DATASET:

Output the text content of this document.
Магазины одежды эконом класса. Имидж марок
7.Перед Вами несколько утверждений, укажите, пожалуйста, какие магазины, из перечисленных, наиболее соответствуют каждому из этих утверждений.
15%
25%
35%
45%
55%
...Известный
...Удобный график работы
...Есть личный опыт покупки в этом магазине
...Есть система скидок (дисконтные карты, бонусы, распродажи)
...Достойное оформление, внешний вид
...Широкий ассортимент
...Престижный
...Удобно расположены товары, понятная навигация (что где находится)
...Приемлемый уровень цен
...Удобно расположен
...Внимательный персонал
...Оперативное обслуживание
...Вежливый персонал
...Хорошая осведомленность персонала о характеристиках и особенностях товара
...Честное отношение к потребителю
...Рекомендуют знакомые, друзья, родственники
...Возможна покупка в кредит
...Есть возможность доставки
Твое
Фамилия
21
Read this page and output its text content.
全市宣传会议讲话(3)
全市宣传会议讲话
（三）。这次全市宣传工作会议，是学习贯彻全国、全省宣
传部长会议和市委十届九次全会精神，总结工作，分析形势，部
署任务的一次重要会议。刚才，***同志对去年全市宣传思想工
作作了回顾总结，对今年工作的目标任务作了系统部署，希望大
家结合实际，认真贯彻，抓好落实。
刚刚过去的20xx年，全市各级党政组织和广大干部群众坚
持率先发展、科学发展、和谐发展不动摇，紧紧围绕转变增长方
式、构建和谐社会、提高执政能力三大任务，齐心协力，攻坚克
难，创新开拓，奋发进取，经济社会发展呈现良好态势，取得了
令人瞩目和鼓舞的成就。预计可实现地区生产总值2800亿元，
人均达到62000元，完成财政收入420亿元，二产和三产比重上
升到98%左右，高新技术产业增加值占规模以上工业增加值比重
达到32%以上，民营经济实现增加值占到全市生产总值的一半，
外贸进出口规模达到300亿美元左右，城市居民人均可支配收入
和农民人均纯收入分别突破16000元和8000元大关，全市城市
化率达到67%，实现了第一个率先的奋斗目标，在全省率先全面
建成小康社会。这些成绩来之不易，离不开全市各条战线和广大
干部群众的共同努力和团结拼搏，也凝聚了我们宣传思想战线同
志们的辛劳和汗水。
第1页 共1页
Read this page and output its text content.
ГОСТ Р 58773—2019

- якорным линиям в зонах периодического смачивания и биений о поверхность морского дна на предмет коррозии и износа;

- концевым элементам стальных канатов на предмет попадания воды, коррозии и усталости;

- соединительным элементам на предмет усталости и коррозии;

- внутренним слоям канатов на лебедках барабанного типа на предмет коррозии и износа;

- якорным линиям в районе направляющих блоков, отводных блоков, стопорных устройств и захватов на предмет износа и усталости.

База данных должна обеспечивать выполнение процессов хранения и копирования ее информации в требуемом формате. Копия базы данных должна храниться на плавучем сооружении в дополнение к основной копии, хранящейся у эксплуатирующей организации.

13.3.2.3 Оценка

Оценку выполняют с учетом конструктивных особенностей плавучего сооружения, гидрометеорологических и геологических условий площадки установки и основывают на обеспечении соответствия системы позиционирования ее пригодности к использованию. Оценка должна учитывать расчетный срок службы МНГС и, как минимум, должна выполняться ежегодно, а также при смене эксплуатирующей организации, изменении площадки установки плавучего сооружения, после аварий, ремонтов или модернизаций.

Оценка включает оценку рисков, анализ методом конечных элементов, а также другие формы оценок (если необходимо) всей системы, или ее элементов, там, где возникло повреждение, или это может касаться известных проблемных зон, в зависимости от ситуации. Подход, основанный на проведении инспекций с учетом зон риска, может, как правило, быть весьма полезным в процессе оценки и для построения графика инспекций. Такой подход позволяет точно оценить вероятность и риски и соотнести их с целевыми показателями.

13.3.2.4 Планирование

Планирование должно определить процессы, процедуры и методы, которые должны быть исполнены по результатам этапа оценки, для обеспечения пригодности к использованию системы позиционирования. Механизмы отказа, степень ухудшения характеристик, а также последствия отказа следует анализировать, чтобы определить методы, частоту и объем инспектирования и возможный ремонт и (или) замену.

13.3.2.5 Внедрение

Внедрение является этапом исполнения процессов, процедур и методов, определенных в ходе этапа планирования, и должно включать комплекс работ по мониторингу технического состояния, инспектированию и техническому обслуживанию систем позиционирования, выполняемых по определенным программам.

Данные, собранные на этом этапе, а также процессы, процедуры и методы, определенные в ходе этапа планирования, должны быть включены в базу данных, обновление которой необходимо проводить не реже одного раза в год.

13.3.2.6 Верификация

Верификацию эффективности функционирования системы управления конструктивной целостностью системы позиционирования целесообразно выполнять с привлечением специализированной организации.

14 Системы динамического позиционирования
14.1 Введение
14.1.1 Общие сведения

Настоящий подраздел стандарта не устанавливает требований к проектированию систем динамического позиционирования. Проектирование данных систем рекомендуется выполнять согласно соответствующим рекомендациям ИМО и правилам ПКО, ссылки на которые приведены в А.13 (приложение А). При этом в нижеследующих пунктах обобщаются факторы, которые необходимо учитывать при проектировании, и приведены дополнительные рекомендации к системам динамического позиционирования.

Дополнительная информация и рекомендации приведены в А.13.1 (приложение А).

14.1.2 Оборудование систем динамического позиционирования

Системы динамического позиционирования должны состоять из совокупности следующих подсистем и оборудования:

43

INSTRUCTION: Filter the entries and copy out every line with the word "процессов".

ANSWER FOR THE TASK:
База данных должна обеспечивать выполнение процессов хранения и копирования ее информации в требуемом формате. Копия базы данных должна храниться на плавучем сооружении в дополнение к основной копии, хранящейся у эксплуатирующей организации.
Внедрение является этапом исполнения процессов, процедур и методов, определенных в ходе этапа планирования, и должно включать комплекс работ по мониторингу технического состояния, инспектированию и техническому обслуживанию систем позиционирования, выполняемых по определенным программам.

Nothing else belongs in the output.